**STATED GOAL:** Check each line of the records below for the word "photographs" and copy those where it appears.

**RECORDS SUPPLIED:**
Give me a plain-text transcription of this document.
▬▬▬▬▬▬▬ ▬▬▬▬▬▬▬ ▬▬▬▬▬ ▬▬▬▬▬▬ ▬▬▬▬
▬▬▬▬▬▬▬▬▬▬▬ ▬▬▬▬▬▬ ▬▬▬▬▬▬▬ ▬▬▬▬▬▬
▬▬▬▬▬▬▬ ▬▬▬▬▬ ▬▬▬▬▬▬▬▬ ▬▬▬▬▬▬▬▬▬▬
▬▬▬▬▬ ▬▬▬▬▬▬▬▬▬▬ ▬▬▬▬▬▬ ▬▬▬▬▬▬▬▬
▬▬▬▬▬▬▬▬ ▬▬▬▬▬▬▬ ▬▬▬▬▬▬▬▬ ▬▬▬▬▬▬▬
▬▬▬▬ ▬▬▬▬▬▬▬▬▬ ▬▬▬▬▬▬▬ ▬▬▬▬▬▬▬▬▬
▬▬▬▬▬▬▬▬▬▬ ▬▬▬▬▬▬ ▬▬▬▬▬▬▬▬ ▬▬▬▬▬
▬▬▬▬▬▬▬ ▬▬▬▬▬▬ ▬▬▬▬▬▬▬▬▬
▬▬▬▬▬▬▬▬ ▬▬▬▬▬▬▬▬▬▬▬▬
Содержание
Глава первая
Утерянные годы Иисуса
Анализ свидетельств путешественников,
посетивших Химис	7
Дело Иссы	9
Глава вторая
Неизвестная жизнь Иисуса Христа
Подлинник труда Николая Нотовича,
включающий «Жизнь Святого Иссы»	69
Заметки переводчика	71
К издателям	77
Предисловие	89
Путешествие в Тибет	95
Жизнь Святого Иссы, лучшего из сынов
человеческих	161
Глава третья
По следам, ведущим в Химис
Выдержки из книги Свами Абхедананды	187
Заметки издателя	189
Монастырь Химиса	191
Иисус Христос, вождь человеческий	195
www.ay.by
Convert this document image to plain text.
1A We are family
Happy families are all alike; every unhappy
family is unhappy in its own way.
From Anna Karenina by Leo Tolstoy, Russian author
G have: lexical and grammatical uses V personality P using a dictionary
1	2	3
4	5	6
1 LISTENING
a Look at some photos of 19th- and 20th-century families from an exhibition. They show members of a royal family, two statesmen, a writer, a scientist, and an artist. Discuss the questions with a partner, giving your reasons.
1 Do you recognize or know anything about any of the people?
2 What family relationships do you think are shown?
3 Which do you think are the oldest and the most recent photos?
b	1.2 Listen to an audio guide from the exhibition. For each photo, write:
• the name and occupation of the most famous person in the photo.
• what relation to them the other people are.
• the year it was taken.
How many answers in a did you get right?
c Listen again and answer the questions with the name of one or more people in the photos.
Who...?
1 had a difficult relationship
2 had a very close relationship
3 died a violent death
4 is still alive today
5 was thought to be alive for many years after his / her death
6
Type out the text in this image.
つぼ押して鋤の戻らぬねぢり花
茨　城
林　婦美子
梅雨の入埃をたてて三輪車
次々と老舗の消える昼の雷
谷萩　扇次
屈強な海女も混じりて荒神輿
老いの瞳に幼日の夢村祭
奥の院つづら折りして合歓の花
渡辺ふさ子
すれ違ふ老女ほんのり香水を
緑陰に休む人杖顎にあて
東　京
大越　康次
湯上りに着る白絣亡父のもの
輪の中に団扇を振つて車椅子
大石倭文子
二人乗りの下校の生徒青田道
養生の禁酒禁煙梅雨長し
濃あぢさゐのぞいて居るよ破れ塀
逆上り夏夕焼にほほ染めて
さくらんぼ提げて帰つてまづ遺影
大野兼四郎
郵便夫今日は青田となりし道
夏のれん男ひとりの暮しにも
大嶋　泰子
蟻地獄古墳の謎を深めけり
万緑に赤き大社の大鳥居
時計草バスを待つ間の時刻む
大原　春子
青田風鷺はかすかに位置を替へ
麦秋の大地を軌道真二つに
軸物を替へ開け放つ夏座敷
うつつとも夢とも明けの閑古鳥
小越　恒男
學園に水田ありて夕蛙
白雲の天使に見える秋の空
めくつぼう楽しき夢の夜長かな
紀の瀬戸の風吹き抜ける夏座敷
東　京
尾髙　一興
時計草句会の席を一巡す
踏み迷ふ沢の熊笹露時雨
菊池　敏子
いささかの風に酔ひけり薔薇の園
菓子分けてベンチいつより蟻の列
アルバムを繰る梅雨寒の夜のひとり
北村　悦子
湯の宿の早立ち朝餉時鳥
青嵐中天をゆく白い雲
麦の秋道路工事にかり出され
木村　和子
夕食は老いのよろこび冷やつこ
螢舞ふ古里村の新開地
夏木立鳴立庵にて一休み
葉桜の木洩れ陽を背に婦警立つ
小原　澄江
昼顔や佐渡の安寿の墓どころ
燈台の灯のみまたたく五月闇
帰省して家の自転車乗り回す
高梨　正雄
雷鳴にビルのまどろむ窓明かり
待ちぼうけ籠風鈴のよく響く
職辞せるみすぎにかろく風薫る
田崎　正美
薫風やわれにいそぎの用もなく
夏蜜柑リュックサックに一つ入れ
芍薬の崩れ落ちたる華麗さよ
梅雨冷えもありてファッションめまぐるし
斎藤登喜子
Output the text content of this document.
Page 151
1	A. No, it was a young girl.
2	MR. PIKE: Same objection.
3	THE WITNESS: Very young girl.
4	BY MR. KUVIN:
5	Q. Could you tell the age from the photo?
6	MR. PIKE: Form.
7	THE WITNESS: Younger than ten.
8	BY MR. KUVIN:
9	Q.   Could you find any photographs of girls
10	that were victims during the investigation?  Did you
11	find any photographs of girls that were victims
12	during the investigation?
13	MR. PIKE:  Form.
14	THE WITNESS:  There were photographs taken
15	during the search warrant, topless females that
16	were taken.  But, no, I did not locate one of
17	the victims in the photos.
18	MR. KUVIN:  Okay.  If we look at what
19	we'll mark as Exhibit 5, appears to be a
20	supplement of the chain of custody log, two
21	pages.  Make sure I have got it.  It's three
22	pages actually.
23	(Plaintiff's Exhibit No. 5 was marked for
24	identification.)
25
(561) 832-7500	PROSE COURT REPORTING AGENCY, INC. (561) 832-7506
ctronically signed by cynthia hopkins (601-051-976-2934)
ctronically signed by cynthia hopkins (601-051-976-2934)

**ANSWER BELOW:**
9	Q.   Could you find any photographs of girls
11	find any photographs of girls that were victims
14	THE WITNESS:  There were photographs taken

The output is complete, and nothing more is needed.